Your goal:
Identify all lines below that hold "Transfer" and collect them.

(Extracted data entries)

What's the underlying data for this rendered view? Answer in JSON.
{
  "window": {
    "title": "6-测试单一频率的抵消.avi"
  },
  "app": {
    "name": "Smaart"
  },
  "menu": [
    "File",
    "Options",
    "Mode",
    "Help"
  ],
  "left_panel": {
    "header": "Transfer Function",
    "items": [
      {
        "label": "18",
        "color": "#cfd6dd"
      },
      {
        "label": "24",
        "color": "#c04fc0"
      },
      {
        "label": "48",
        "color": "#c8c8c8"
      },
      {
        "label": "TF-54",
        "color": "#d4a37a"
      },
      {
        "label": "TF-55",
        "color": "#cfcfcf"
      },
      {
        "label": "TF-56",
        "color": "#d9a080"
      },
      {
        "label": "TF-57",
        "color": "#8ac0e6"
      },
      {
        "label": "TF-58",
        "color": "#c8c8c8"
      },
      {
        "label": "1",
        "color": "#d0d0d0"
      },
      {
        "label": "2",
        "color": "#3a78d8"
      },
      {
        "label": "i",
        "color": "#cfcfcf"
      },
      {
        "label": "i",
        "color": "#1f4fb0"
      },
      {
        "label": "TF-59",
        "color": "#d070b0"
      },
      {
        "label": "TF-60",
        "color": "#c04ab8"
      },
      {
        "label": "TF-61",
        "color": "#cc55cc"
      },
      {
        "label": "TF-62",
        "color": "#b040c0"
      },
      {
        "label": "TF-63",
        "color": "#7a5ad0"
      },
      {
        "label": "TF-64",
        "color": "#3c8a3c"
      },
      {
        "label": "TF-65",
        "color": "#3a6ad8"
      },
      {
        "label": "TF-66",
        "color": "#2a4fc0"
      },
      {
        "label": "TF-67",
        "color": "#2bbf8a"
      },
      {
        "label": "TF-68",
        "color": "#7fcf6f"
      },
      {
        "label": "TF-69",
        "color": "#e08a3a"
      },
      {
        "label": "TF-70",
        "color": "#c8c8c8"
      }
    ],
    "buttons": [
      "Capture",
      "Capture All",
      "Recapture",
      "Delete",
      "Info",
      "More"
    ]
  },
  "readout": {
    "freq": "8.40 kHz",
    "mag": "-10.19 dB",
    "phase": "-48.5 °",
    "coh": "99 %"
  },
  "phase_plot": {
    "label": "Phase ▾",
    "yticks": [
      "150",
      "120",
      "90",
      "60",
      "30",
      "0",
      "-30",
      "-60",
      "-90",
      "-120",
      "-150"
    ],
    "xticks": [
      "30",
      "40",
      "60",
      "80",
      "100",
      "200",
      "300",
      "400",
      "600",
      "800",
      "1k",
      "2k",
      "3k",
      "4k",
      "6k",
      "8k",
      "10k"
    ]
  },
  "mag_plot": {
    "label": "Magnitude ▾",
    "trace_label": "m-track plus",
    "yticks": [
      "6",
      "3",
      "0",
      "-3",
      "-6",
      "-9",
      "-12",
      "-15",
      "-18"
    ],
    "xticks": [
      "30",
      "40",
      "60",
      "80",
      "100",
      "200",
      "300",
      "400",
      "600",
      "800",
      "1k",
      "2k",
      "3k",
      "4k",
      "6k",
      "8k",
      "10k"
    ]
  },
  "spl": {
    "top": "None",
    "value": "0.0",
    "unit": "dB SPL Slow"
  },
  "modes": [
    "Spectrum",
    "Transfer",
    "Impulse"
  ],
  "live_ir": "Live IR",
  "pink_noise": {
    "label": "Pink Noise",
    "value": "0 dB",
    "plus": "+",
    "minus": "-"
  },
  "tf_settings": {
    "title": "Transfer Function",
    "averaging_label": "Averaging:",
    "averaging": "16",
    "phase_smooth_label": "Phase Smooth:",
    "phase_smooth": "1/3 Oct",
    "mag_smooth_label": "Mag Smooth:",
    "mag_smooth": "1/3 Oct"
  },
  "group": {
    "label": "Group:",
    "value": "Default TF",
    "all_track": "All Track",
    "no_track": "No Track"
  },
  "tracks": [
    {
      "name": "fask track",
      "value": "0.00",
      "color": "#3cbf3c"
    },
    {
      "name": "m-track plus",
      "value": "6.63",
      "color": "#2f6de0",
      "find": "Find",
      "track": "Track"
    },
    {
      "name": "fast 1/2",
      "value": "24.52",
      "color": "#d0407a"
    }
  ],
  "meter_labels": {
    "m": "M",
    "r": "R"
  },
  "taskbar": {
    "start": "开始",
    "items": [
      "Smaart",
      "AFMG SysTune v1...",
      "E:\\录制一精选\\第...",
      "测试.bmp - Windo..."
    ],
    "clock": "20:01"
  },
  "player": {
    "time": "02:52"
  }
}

Solution:
    "header": "Transfer Function",
    "Transfer",
    "title": "Transfer Function",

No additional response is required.